## WRITTEN REQUEST
Exactly as written, retype the listing below, omitting the pictures.

Stored data entries
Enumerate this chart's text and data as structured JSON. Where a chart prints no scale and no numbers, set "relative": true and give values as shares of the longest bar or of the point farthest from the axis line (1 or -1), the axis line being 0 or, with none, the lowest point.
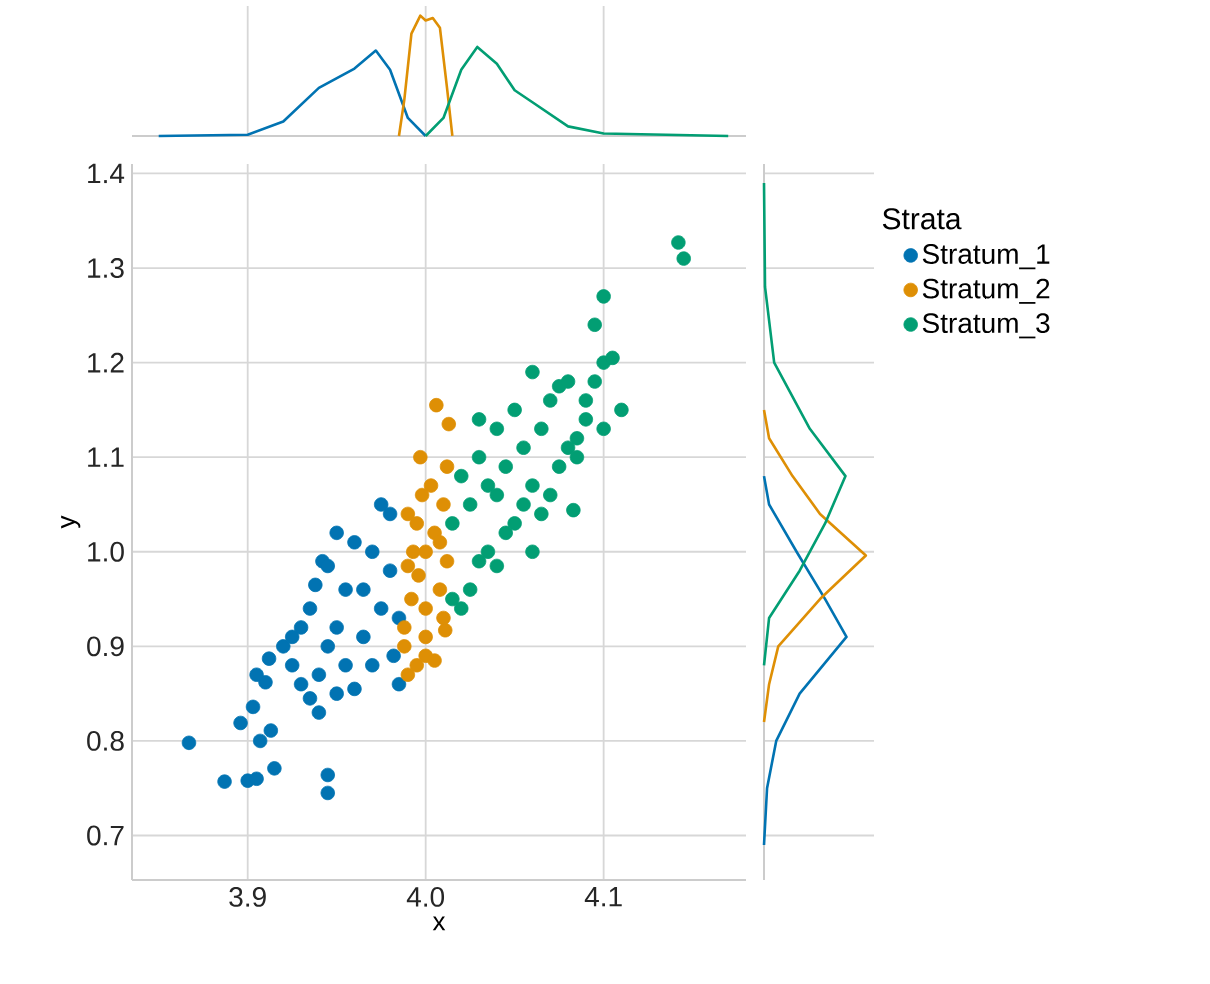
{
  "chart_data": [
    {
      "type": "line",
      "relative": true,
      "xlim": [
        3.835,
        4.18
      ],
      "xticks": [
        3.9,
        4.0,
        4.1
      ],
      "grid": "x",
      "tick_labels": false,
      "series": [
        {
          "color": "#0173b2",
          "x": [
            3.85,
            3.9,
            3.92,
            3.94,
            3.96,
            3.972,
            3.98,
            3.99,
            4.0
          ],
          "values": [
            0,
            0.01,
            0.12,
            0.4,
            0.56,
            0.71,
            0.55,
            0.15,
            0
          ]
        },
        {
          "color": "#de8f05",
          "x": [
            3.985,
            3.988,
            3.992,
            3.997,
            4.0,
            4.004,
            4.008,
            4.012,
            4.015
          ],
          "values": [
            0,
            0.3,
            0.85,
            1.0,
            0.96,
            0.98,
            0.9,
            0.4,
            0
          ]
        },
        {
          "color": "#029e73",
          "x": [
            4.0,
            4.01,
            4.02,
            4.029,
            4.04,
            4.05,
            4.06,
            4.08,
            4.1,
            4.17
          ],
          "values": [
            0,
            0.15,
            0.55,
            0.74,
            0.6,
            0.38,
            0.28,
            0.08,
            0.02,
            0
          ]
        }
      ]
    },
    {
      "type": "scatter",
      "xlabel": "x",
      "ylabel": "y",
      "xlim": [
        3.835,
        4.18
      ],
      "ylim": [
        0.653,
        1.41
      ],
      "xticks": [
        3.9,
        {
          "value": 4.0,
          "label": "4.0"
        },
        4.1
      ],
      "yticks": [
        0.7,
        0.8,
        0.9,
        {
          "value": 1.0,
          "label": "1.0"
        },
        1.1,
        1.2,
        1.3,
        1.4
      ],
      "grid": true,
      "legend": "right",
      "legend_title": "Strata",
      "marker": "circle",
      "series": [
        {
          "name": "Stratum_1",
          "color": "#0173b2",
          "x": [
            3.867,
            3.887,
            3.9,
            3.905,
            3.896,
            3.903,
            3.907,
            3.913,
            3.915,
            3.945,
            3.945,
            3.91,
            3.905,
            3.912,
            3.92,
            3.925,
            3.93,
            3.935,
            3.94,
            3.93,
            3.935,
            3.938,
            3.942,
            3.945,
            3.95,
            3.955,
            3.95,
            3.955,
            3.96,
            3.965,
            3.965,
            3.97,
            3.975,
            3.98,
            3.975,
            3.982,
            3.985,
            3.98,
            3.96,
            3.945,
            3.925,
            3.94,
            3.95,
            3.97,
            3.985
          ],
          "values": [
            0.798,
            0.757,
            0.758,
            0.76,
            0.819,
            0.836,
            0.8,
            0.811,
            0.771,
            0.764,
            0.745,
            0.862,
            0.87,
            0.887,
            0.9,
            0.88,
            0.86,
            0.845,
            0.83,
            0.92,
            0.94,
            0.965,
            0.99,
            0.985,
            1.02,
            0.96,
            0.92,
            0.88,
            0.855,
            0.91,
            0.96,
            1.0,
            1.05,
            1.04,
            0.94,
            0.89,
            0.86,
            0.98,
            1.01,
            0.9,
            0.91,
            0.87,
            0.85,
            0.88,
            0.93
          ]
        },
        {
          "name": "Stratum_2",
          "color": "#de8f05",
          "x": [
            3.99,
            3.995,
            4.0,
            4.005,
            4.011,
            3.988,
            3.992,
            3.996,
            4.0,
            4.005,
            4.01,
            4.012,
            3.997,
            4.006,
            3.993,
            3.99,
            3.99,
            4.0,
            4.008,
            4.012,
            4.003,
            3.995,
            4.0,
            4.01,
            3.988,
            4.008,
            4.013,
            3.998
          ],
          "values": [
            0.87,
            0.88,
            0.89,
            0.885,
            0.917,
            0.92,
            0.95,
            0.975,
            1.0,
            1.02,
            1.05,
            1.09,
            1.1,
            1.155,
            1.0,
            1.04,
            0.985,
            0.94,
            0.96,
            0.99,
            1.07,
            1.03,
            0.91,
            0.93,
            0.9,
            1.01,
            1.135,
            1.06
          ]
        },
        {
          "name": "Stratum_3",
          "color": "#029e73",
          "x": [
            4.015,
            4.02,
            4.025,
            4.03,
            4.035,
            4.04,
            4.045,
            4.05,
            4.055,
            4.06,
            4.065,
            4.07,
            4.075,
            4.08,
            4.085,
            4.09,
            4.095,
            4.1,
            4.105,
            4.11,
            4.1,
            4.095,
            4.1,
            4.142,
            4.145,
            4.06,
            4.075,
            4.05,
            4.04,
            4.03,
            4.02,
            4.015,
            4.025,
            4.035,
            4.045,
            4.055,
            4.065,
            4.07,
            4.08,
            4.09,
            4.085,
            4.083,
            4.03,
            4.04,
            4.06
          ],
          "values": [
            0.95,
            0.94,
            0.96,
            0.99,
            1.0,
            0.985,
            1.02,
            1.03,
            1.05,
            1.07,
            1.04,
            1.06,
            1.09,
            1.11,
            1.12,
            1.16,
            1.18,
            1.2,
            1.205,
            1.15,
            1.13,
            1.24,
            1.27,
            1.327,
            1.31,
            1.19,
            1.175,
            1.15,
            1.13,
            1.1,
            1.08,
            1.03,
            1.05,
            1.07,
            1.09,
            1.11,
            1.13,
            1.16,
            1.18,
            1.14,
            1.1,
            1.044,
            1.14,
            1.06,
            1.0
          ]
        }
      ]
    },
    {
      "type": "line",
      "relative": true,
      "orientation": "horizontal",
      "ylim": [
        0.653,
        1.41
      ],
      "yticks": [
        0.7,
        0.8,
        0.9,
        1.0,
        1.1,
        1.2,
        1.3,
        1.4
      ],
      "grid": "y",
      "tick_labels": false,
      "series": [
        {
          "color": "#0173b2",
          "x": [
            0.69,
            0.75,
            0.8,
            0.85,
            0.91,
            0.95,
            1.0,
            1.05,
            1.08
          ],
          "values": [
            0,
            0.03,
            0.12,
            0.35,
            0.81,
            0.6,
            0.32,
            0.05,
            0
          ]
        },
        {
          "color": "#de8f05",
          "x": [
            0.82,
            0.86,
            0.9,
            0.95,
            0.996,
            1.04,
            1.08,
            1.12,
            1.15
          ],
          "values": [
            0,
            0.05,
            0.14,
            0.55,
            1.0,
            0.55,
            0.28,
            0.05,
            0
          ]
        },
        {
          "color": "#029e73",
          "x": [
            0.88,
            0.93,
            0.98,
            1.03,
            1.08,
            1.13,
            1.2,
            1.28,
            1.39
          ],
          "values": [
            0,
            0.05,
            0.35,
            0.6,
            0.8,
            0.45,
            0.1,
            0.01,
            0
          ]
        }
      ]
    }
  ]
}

## TASK RESULT
Enumerate this chart's text and data as structured JSON. Where a chart prints no scale and no numbers, set "relative": true and give values as shares of the longest bar or of the point farthest from the axis line (1 or -1), the axis line being 0 or, with none, the lowest point.
{
  "chart_data": [
    {
      "type": "line",
      "relative": true,
      "xlim": [
        3.835,
        4.18
      ],
      "xticks": [
        3.9,
        4.0,
        4.1
      ],
      "grid": "x",
      "tick_labels": false,
      "series": [
        {
          "color": "#0173b2",
          "x": [
            3.85,
            3.9,
            3.92,
            3.94,
            3.96,
            3.972,
            3.98,
            3.99,
            4.0
          ],
          "values": [
            0,
            0.01,
            0.12,
            0.4,
            0.56,
            0.71,
            0.55,
            0.15,
            0
          ]
        },
        {
          "color": "#de8f05",
          "x": [
            3.985,
            3.988,
            3.992,
            3.997,
            4.0,
            4.004,
            4.008,
            4.012,
            4.015
          ],
          "values": [
            0,
            0.3,
            0.85,
            1.0,
            0.96,
            0.98,
            0.9,
            0.4,
            0
          ]
        },
        {
          "color": "#029e73",
          "x": [
            4.0,
            4.01,
            4.02,
            4.029,
            4.04,
            4.05,
            4.06,
            4.08,
            4.1,
            4.17
          ],
          "values": [
            0,
            0.15,
            0.55,
            0.74,
            0.6,
            0.38,
            0.28,
            0.08,
            0.02,
            0
          ]
        }
      ]
    },
    {
      "type": "scatter",
      "xlabel": "x",
      "ylabel": "y",
      "xlim": [
        3.835,
        4.18
      ],
      "ylim": [
        0.653,
        1.41
      ],
      "xticks": [
        3.9,
        {
          "value": 4.0,
          "label": "4.0"
        },
        4.1
      ],
      "yticks": [
        0.7,
        0.8,
        0.9,
        {
          "value": 1.0,
          "label": "1.0"
        },
        1.1,
        1.2,
        1.3,
        1.4
      ],
      "grid": true,
      "legend": "right",
      "legend_title": "Strata",
      "marker": "circle",
      "series": [
        {
          "name": "Stratum_1",
          "color": "#0173b2",
          "x": [
            3.867,
            3.887,
            3.9,
            3.905,
            3.896,
            3.903,
            3.907,
            3.913,
            3.915,
            3.945,
            3.945,
            3.91,
            3.905,
            3.912,
            3.92,
            3.925,
            3.93,
            3.935,
            3.94,
            3.93,
            3.935,
            3.938,
            3.942,
            3.945,
            3.95,
            3.955,
            3.95,
            3.955,
            3.96,
            3.965,
            3.965,
            3.97,
            3.975,
            3.98,
            3.975,
            3.982,
            3.985,
            3.98,
            3.96,
            3.945,
            3.925,
            3.94,
            3.95,
            3.97,
            3.985
          ],
          "values": [
            0.798,
            0.757,
            0.758,
            0.76,
            0.819,
            0.836,
            0.8,
            0.811,
            0.771,
            0.764,
            0.745,
            0.862,
            0.87,
            0.887,
            0.9,
            0.88,
            0.86,
            0.845,
            0.83,
            0.92,
            0.94,
            0.965,
            0.99,
            0.985,
            1.02,
            0.96,
            0.92,
            0.88,
            0.855,
            0.91,
            0.96,
            1.0,
            1.05,
            1.04,
            0.94,
            0.89,
            0.86,
            0.98,
            1.01,
            0.9,
            0.91,
            0.87,
            0.85,
            0.88,
            0.93
          ]
        },
        {
          "name": "Stratum_2",
          "color": "#de8f05",
          "x": [
            3.99,
            3.995,
            4.0,
            4.005,
            4.011,
            3.988,
            3.992,
            3.996,
            4.0,
            4.005,
            4.01,
            4.012,
            3.997,
            4.006,
            3.993,
            3.99,
            3.99,
            4.0,
            4.008,
            4.012,
            4.003,
            3.995,
            4.0,
            4.01,
            3.988,
            4.008,
            4.013,
            3.998
          ],
          "values": [
            0.87,
            0.88,
            0.89,
            0.885,
            0.917,
            0.92,
            0.95,
            0.975,
            1.0,
            1.02,
            1.05,
            1.09,
            1.1,
            1.155,
            1.0,
            1.04,
            0.985,
            0.94,
            0.96,
            0.99,
            1.07,
            1.03,
            0.91,
            0.93,
            0.9,
            1.01,
            1.135,
            1.06
          ]
        },
        {
          "name": "Stratum_3",
          "color": "#029e73",
          "x": [
            4.015,
            4.02,
            4.025,
            4.03,
            4.035,
            4.04,
            4.045,
            4.05,
            4.055,
            4.06,
            4.065,
            4.07,
            4.075,
            4.08,
            4.085,
            4.09,
            4.095,
            4.1,
            4.105,
            4.11,
            4.1,
            4.095,
            4.1,
            4.142,
            4.145,
            4.06,
            4.075,
            4.05,
            4.04,
            4.03,
            4.02,
            4.015,
            4.025,
            4.035,
            4.045,
            4.055,
            4.065,
            4.07,
            4.08,
            4.09,
            4.085,
            4.083,
            4.03,
            4.04,
            4.06
          ],
          "values": [
            0.95,
            0.94,
            0.96,
            0.99,
            1.0,
            0.985,
            1.02,
            1.03,
            1.05,
            1.07,
            1.04,
            1.06,
            1.09,
            1.11,
            1.12,
            1.16,
            1.18,
            1.2,
            1.205,
            1.15,
            1.13,
            1.24,
            1.27,
            1.327,
            1.31,
            1.19,
            1.175,
            1.15,
            1.13,
            1.1,
            1.08,
            1.03,
            1.05,
            1.07,
            1.09,
            1.11,
            1.13,
            1.16,
            1.18,
            1.14,
            1.1,
            1.044,
            1.14,
            1.06,
            1.0
          ]
        }
      ]
    },
    {
      "type": "line",
      "relative": true,
      "orientation": "horizontal",
      "ylim": [
        0.653,
        1.41
      ],
      "yticks": [
        0.7,
        0.8,
        0.9,
        1.0,
        1.1,
        1.2,
        1.3,
        1.4
      ],
      "grid": "y",
      "tick_labels": false,
      "series": [
        {
          "color": "#0173b2",
          "x": [
            0.69,
            0.75,
            0.8,
            0.85,
            0.91,
            0.95,
            1.0,
            1.05,
            1.08
          ],
          "values": [
            0,
            0.03,
            0.12,
            0.35,
            0.81,
            0.6,
            0.32,
            0.05,
            0
          ]
        },
        {
          "color": "#de8f05",
          "x": [
            0.82,
            0.86,
            0.9,
            0.95,
            0.996,
            1.04,
            1.08,
            1.12,
            1.15
          ],
          "values": [
            0,
            0.05,
            0.14,
            0.55,
            1.0,
            0.55,
            0.28,
            0.05,
            0
          ]
        },
        {
          "color": "#029e73",
          "x": [
            0.88,
            0.93,
            0.98,
            1.03,
            1.08,
            1.13,
            1.2,
            1.28,
            1.39
          ],
          "values": [
            0,
            0.05,
            0.35,
            0.6,
            0.8,
            0.45,
            0.1,
            0.01,
            0
          ]
        }
      ]
    }
  ]
}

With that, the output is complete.